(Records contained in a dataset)
-- -- --

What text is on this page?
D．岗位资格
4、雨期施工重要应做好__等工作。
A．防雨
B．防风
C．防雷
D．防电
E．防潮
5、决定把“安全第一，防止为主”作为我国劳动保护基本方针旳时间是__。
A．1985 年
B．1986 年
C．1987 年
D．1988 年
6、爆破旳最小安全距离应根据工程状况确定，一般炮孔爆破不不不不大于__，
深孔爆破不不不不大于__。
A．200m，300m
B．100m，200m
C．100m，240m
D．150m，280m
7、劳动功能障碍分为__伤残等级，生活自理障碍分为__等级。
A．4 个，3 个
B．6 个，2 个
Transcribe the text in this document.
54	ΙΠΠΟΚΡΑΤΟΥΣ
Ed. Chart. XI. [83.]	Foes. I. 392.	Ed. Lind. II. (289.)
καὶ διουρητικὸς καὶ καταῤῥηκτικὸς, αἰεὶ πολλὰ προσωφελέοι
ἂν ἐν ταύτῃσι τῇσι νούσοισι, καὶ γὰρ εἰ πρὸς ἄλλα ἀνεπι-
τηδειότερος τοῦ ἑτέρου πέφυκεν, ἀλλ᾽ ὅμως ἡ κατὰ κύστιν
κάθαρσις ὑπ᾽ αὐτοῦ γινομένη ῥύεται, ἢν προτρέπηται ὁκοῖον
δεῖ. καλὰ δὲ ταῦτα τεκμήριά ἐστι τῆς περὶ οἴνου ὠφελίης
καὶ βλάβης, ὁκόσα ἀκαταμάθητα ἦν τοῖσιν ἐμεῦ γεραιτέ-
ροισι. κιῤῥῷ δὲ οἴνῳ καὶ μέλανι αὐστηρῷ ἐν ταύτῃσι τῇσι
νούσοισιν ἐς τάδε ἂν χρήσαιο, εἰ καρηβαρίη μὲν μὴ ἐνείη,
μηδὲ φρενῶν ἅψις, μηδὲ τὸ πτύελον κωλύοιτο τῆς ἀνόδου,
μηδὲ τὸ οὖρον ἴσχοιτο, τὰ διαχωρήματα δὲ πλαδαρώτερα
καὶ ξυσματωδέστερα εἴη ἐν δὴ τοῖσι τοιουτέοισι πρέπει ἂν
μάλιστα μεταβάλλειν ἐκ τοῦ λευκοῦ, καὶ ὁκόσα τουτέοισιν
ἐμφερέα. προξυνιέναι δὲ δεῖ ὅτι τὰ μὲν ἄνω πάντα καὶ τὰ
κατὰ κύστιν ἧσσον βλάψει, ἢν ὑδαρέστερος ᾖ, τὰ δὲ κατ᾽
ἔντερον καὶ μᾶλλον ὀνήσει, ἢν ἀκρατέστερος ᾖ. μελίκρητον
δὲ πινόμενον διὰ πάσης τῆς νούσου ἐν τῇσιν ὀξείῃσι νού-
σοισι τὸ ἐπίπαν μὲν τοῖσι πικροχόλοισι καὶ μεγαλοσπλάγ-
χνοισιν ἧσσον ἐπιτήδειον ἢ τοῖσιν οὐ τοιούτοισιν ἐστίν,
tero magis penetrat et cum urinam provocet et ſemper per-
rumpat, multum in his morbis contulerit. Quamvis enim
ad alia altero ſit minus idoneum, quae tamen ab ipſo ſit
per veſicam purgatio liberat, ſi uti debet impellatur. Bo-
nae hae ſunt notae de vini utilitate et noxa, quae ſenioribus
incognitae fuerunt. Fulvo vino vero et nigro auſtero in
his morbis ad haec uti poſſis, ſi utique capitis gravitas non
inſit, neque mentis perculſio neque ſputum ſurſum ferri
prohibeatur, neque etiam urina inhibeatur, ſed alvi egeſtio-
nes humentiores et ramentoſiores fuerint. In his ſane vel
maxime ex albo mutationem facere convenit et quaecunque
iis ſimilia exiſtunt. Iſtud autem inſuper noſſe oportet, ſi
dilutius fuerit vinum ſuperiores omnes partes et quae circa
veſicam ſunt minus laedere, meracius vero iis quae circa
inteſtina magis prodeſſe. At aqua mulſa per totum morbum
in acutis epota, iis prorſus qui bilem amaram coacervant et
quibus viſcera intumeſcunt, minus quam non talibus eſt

-- -- --

# [Short exercise]
Where does the word "ἧσσον" appear? Return each line that holds it.

# [Written answer]
κατὰ κύστιν ἧσσον βλάψει, ἢν ὑδαρέστερος ᾖ, τὰ δὲ κατ᾽
χνοισιν ἧσσον ἐπιτήδειον ἢ τοῖσιν οὐ τοιούτοισιν ἐστίν,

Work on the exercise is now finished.